→ **Data for this exercise**
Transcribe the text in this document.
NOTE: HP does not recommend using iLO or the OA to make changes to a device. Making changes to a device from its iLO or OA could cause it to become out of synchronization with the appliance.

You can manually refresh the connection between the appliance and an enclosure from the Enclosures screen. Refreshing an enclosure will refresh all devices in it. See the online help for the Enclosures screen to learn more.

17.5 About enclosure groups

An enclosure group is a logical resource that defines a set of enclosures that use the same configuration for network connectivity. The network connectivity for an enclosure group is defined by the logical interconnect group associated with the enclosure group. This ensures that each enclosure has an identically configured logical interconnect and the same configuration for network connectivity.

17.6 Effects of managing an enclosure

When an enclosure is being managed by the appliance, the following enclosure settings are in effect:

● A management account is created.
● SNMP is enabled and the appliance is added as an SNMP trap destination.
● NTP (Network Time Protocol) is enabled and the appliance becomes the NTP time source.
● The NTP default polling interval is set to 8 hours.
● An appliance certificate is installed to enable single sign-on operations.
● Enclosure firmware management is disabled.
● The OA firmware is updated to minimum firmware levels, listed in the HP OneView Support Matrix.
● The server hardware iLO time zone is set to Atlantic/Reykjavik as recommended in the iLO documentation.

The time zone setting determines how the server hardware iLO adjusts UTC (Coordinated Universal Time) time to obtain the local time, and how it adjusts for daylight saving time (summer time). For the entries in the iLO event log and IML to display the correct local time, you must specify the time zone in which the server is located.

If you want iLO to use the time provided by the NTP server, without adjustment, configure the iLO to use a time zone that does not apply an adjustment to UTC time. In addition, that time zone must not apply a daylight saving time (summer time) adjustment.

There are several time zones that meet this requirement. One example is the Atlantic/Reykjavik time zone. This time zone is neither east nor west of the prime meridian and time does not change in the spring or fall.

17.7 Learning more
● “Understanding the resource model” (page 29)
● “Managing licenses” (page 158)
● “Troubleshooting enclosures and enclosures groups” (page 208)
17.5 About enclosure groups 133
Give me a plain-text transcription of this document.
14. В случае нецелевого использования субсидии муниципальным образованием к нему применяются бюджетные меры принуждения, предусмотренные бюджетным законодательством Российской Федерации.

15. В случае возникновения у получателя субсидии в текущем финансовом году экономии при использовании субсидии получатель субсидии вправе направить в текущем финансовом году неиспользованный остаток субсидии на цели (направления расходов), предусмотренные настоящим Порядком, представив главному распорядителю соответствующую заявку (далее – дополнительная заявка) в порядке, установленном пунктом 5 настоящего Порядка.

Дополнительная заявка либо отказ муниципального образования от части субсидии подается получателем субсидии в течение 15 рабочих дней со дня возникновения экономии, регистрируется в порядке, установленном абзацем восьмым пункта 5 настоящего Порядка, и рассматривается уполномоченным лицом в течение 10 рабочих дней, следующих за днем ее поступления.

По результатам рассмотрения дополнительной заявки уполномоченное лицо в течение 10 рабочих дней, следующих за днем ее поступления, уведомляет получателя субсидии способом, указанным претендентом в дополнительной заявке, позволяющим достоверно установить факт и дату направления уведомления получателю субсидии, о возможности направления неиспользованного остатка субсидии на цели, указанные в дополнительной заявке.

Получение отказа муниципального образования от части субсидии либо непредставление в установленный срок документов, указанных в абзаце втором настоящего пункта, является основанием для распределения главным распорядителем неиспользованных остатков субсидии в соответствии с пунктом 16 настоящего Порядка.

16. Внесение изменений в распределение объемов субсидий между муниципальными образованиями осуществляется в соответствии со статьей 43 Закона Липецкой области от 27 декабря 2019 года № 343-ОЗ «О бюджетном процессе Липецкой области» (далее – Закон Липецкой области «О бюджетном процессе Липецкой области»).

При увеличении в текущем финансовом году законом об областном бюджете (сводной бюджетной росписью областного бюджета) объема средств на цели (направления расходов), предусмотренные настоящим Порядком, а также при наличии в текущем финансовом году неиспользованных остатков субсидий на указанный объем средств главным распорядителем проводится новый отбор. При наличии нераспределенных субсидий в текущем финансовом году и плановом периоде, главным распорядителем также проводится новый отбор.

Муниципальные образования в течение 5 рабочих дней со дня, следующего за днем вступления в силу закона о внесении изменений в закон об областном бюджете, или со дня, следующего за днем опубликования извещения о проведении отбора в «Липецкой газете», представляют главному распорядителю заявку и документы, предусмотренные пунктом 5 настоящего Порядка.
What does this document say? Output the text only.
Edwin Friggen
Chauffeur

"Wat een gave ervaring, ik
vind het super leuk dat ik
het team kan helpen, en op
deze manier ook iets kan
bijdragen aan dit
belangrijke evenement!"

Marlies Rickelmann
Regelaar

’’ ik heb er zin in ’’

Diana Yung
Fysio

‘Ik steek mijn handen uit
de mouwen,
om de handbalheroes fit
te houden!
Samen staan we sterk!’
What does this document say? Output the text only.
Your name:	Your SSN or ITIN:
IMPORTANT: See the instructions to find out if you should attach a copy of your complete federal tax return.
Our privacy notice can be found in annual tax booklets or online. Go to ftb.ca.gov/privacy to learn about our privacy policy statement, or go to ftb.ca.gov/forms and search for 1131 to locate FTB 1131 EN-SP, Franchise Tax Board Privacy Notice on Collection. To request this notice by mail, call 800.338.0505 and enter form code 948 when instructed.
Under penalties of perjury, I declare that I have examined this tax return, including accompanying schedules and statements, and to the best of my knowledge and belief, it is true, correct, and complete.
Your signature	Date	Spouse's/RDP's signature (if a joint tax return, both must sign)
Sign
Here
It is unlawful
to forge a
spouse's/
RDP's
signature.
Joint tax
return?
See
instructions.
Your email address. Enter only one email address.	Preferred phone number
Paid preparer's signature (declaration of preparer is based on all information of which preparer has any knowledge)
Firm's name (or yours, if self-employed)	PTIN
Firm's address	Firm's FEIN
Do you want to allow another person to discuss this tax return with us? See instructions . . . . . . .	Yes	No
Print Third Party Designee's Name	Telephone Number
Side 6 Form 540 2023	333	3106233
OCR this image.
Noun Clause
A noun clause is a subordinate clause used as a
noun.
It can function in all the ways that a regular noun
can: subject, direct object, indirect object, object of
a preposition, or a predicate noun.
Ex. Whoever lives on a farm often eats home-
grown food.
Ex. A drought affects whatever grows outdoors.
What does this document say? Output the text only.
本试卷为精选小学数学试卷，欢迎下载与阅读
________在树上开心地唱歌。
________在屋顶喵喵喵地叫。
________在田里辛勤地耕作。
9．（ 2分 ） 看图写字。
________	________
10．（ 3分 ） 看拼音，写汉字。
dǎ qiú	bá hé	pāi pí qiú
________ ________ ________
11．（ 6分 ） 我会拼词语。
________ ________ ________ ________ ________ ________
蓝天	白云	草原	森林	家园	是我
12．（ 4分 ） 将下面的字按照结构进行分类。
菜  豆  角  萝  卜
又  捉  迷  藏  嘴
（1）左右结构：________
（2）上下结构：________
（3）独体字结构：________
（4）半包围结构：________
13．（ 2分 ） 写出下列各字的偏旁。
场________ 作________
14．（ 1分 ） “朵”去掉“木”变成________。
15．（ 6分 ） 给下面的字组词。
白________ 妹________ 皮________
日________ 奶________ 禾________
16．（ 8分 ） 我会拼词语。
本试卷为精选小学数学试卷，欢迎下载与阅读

→ **Exercise instructions**
Above are the records; copy every line in them that holds the word "signature".

→ **Response for this exercise**
Your signature	Date	Spouse's/RDP's signature (if a joint tax return, both must sign)
signature.
Paid preparer's signature (declaration of preparer is based on all information of which preparer has any knowledge)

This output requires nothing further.